* TASK OBJECTIVE *
Copy the entries below exactly. Images do not belong in the copy.

* GIVEN RECORDS *
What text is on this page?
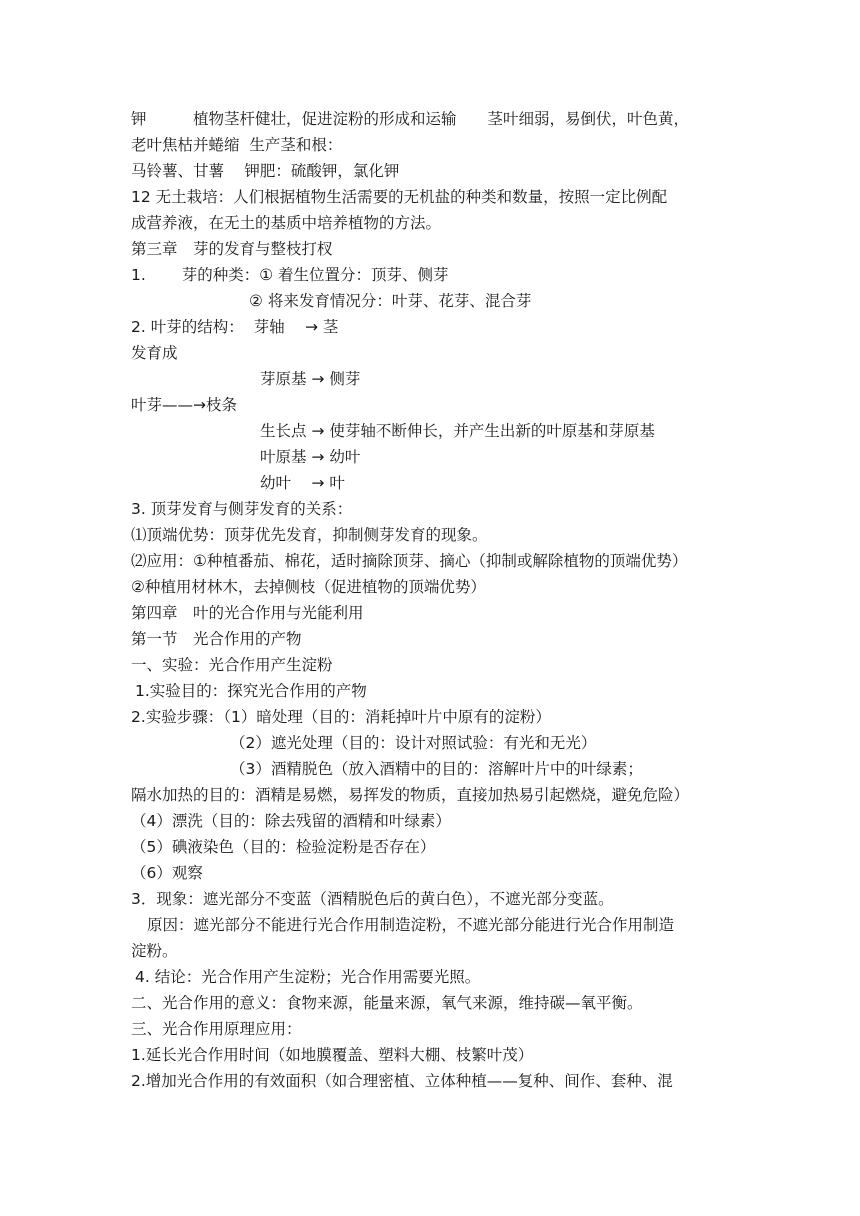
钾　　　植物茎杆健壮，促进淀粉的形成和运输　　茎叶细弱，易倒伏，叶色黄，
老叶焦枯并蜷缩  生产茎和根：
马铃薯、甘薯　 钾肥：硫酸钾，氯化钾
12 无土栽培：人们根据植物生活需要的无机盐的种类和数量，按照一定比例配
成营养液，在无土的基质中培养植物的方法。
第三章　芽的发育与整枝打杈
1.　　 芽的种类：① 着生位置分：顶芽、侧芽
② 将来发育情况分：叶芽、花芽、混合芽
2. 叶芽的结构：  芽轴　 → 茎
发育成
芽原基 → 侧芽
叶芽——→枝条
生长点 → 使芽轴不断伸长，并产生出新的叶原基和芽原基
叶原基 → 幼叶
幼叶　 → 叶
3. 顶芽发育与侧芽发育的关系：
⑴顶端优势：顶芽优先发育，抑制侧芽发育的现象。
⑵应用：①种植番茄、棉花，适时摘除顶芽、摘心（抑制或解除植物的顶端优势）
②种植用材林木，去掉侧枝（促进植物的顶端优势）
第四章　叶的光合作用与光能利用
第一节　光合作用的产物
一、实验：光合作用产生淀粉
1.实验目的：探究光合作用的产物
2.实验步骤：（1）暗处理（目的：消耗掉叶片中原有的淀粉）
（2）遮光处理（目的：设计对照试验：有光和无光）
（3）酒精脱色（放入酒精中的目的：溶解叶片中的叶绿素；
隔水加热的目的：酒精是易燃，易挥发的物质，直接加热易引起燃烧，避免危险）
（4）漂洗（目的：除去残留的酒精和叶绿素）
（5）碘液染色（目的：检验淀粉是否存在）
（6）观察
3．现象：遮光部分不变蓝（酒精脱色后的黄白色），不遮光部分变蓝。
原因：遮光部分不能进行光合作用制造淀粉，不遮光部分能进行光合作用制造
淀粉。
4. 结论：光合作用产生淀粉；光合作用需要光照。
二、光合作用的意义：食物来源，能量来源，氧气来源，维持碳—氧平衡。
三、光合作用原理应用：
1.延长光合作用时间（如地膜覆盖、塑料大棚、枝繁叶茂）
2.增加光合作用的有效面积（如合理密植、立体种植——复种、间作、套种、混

* SOLUTION *
What text is on this page?
钾　　　植物茎杆健壮，促进淀粉的形成和运输　　茎叶细弱，易倒伏，叶色黄，
老叶焦枯并蜷缩  生产茎和根：
马铃薯、甘薯　 钾肥：硫酸钾，氯化钾
12 无土栽培：人们根据植物生活需要的无机盐的种类和数量，按照一定比例配
成营养液，在无土的基质中培养植物的方法。
第三章　芽的发育与整枝打杈
1.　　 芽的种类：① 着生位置分：顶芽、侧芽
② 将来发育情况分：叶芽、花芽、混合芽
2. 叶芽的结构：  芽轴　 → 茎
发育成
芽原基 → 侧芽
叶芽——→枝条
生长点 → 使芽轴不断伸长，并产生出新的叶原基和芽原基
叶原基 → 幼叶
幼叶　 → 叶
3. 顶芽发育与侧芽发育的关系：
⑴顶端优势：顶芽优先发育，抑制侧芽发育的现象。
⑵应用：①种植番茄、棉花，适时摘除顶芽、摘心（抑制或解除植物的顶端优势）
②种植用材林木，去掉侧枝（促进植物的顶端优势）
第四章　叶的光合作用与光能利用
第一节　光合作用的产物
一、实验：光合作用产生淀粉
1.实验目的：探究光合作用的产物
2.实验步骤：（1）暗处理（目的：消耗掉叶片中原有的淀粉）
（2）遮光处理（目的：设计对照试验：有光和无光）
（3）酒精脱色（放入酒精中的目的：溶解叶片中的叶绿素；
隔水加热的目的：酒精是易燃，易挥发的物质，直接加热易引起燃烧，避免危险）
（4）漂洗（目的：除去残留的酒精和叶绿素）
（5）碘液染色（目的：检验淀粉是否存在）
（6）观察
3．现象：遮光部分不变蓝（酒精脱色后的黄白色），不遮光部分变蓝。
原因：遮光部分不能进行光合作用制造淀粉，不遮光部分能进行光合作用制造
淀粉。
4. 结论：光合作用产生淀粉；光合作用需要光照。
二、光合作用的意义：食物来源，能量来源，氧气来源，维持碳—氧平衡。
三、光合作用原理应用：
1.延长光合作用时间（如地膜覆盖、塑料大棚、枝繁叶茂）
2.增加光合作用的有效面积（如合理密植、立体种植——复种、间作、套种、混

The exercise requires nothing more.